# Task requirements
Reproduce every line in the listing that contains the word "указываются".

# Data to process
────────

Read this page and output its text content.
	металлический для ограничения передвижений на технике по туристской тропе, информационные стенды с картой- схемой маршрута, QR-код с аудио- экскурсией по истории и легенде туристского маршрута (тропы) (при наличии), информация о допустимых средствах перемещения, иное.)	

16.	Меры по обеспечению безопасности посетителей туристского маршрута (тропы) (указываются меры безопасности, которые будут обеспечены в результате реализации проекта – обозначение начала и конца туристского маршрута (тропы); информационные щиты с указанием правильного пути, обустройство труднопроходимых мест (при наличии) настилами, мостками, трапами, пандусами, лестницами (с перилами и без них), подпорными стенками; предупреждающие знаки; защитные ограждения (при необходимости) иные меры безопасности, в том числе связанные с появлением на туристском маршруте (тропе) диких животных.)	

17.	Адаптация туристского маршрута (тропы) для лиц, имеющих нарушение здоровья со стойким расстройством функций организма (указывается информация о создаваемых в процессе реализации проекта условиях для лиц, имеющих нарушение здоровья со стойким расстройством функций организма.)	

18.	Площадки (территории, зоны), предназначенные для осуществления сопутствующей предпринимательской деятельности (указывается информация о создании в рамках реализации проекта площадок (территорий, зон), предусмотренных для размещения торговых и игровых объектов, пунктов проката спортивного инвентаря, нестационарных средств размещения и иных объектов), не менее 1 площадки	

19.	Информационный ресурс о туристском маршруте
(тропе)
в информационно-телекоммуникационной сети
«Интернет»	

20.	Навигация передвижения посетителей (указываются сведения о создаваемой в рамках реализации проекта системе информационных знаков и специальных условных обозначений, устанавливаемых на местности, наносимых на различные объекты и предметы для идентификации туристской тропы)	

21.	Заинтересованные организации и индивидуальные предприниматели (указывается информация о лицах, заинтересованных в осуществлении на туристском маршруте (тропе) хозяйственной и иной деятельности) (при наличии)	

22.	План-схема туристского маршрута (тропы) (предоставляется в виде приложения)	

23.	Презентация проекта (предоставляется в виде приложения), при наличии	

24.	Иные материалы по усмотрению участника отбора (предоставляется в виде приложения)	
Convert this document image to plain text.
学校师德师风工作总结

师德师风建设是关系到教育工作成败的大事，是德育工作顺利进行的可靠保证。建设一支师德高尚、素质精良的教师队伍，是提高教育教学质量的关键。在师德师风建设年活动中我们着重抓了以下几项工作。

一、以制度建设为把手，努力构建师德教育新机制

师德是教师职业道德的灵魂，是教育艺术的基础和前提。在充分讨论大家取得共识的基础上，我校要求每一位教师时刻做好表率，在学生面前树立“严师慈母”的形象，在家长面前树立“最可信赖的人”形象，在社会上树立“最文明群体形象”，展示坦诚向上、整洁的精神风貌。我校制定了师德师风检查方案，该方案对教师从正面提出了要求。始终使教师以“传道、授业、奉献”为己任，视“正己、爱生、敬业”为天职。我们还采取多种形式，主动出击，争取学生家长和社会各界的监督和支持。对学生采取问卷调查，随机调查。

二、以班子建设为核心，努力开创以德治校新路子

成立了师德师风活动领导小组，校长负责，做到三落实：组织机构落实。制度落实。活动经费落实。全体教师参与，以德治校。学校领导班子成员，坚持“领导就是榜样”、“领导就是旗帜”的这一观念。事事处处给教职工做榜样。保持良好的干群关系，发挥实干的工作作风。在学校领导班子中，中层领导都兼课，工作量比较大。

────────

# Written response
16.	Меры по обеспечению безопасности посетителей туристского маршрута (тропы) (указываются меры безопасности, которые будут обеспечены в результате реализации проекта – обозначение начала и конца туристского маршрута (тропы); информационные щиты с указанием правильного пути, обустройство труднопроходимых мест (при наличии) настилами, мостками, трапами, пандусами, лестницами (с перилами и без них), подпорными стенками; предупреждающие знаки; защитные ограждения (при необходимости) иные меры безопасности, в том числе связанные с появлением на туристском маршруте (тропе) диких животных.)	
20.	Навигация передвижения посетителей (указываются сведения о создаваемой в рамках реализации проекта системе информационных знаков и специальных условных обозначений, устанавливаемых на местности, наносимых на различные объекты и предметы для идентификации туристской тропы)	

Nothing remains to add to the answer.